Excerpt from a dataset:
_ _ _ _ _ _ _

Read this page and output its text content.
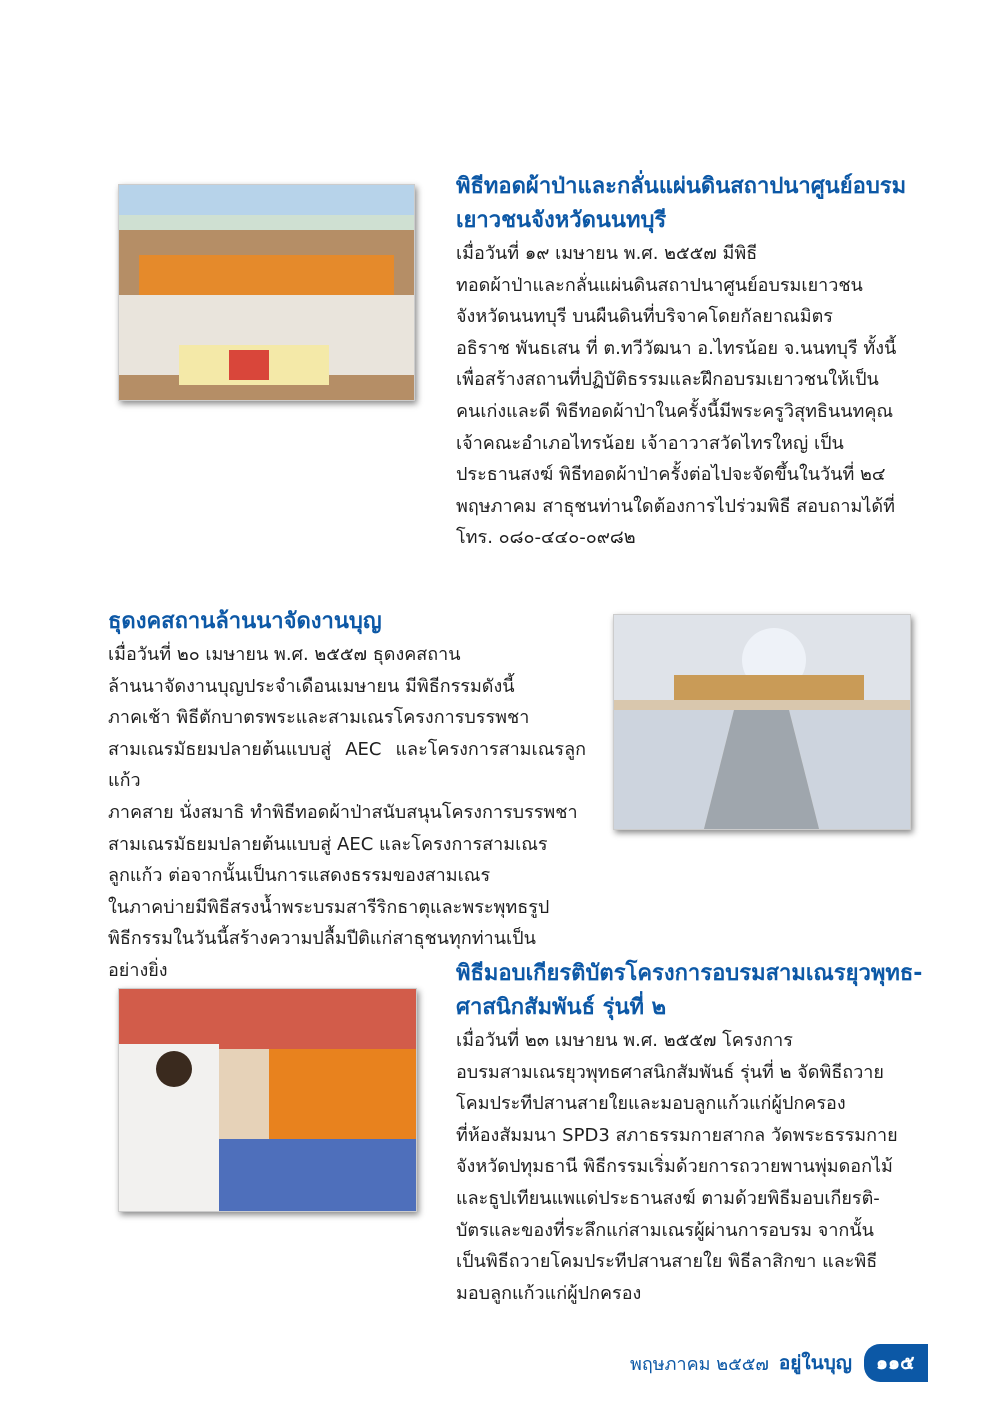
พิธีทอดผ้าป่าและกลั่นแผ่นดินสถาปนาศูนย์อบรม
เยาวชนจังหวัดนนทบุรี

เมื่อวันที่ ๑๙ เมษายน พ.ศ. ๒๕๕๗ มีพิธี
ทอดผ้าป่าและกลั่นแผ่นดินสถาปนาศูนย์อบรมเยาวชน
จังหวัดนนทบุรี บนผืนดินที่บริจาคโดยกัลยาณมิตร
อธิราช พันธเสน ที่ ต.ทวีวัฒนา อ.ไทรน้อย จ.นนทบุรี ทั้งนี้
เพื่อสร้างสถานที่ปฏิบัติธรรมและฝึกอบรมเยาวชนให้เป็น
คนเก่งและดี พิธีทอดผ้าป่าในครั้งนี้มีพระครูวิสุทธินนทคุณ
เจ้าคณะอำเภอไทรน้อย เจ้าอาวาสวัดไทรใหญ่ เป็น
ประธานสงฆ์ พิธีทอดผ้าป่าครั้งต่อไปจะจัดขึ้นในวันที่ ๒๔
พฤษภาคม สาธุชนท่านใดต้องการไปร่วมพิธี สอบถามได้ที่
โทร. ๐๘๐-๔๔๐-๐๙๘๒

ธุดงคสถานล้านนาจัดงานบุญ

เมื่อวันที่ ๒๐ เมษายน พ.ศ. ๒๕๕๗ ธุดงคสถาน
ล้านนาจัดงานบุญประจำเดือนเมษายน มีพิธีกรรมดังนี้
ภาคเช้า พิธีตักบาตรพระและสามเณรโครงการบรรพชา
สามเณรมัธยมปลายต้นแบบสู่ AEC และโครงการสามเณรลูกแก้ว
ภาคสาย นั่งสมาธิ ทำพิธีทอดผ้าป่าสนับสนุนโครงการบรรพชา
สามเณรมัธยมปลายต้นแบบสู่ AEC และโครงการสามเณร
ลูกแก้ว ต่อจากนั้นเป็นการแสดงธรรมของสามเณร
ในภาคบ่ายมีพิธีสรงน้ำพระบรมสารีริกธาตุและพระพุทธรูป
พิธีกรรมในวันนี้สร้างความปลื้มปีติแก่สาธุชนทุกท่านเป็น
อย่างยิ่ง	พิธีมอบเกียรติบัตรโครงการอบรมสามเณรยุวพุทธ-
ศาสนิกสัมพันธ์ รุ่นที่ ๒

เมื่อวันที่ ๒๓ เมษายน พ.ศ. ๒๕๕๗ โครงการ
อบรมสามเณรยุวพุทธศาสนิกสัมพันธ์ รุ่นที่ ๒ จัดพิธีถวาย
โคมประทีปสานสายใยและมอบลูกแก้วแก่ผู้ปกครอง
ที่ห้องสัมมนา SPD3 สภาธรรมกายสากล วัดพระธรรมกาย
จังหวัดปทุมธานี พิธีกรรมเริ่มด้วยการถวายพานพุ่มดอกไม้
และธูปเทียนแพแด่ประธานสงฆ์ ตามด้วยพิธีมอบเกียรติ-
บัตรและของที่ระลึกแก่สามเณรผู้ผ่านการอบรม จากนั้น
เป็นพิธีถวายโคมประทีปสานสายใย พิธีลาสิกขา และพิธี
มอบลูกแก้วแก่ผู้ปกครอง

พฤษภาคม ๒๕๕๗ อยู่ในบุญ	๑๑๕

_ _ _ _ _ _ _

Given request:
Except for the pictures, copy every line of the records above exactly.

Exercise solution:
Read this page and output its text content.
พิธีทอดผ้าป่าและกลั่นแผ่นดินสถาปนาศูนย์อบรม
เยาวชนจังหวัดนนทบุรี

เมื่อวันที่ ๑๙ เมษายน พ.ศ. ๒๕๕๗ มีพิธี
ทอดผ้าป่าและกลั่นแผ่นดินสถาปนาศูนย์อบรมเยาวชน
จังหวัดนนทบุรี บนผืนดินที่บริจาคโดยกัลยาณมิตร
อธิราช พันธเสน ที่ ต.ทวีวัฒนา อ.ไทรน้อย จ.นนทบุรี ทั้งนี้
เพื่อสร้างสถานที่ปฏิบัติธรรมและฝึกอบรมเยาวชนให้เป็น
คนเก่งและดี พิธีทอดผ้าป่าในครั้งนี้มีพระครูวิสุทธินนทคุณ
เจ้าคณะอำเภอไทรน้อย เจ้าอาวาสวัดไทรใหญ่ เป็น
ประธานสงฆ์ พิธีทอดผ้าป่าครั้งต่อไปจะจัดขึ้นในวันที่ ๒๔
พฤษภาคม สาธุชนท่านใดต้องการไปร่วมพิธี สอบถามได้ที่
โทร. ๐๘๐-๔๔๐-๐๙๘๒

ธุดงคสถานล้านนาจัดงานบุญ

เมื่อวันที่ ๒๐ เมษายน พ.ศ. ๒๕๕๗ ธุดงคสถาน
ล้านนาจัดงานบุญประจำเดือนเมษายน มีพิธีกรรมดังนี้
ภาคเช้า พิธีตักบาตรพระและสามเณรโครงการบรรพชา
สามเณรมัธยมปลายต้นแบบสู่ AEC และโครงการสามเณรลูกแก้ว
ภาคสาย นั่งสมาธิ ทำพิธีทอดผ้าป่าสนับสนุนโครงการบรรพชา
สามเณรมัธยมปลายต้นแบบสู่ AEC และโครงการสามเณร
ลูกแก้ว ต่อจากนั้นเป็นการแสดงธรรมของสามเณร
ในภาคบ่ายมีพิธีสรงน้ำพระบรมสารีริกธาตุและพระพุทธรูป
พิธีกรรมในวันนี้สร้างความปลื้มปีติแก่สาธุชนทุกท่านเป็น
อย่างยิ่ง	พิธีมอบเกียรติบัตรโครงการอบรมสามเณรยุวพุทธ-
ศาสนิกสัมพันธ์ รุ่นที่ ๒

เมื่อวันที่ ๒๓ เมษายน พ.ศ. ๒๕๕๗ โครงการ
อบรมสามเณรยุวพุทธศาสนิกสัมพันธ์ รุ่นที่ ๒ จัดพิธีถวาย
โคมประทีปสานสายใยและมอบลูกแก้วแก่ผู้ปกครอง
ที่ห้องสัมมนา SPD3 สภาธรรมกายสากล วัดพระธรรมกาย
จังหวัดปทุมธานี พิธีกรรมเริ่มด้วยการถวายพานพุ่มดอกไม้
และธูปเทียนแพแด่ประธานสงฆ์ ตามด้วยพิธีมอบเกียรติ-
บัตรและของที่ระลึกแก่สามเณรผู้ผ่านการอบรม จากนั้น
เป็นพิธีถวายโคมประทีปสานสายใย พิธีลาสิกขา และพิธี
มอบลูกแก้วแก่ผู้ปกครอง

พฤษภาคม ๒๕๕๗ อยู่ในบุญ	๑๑๕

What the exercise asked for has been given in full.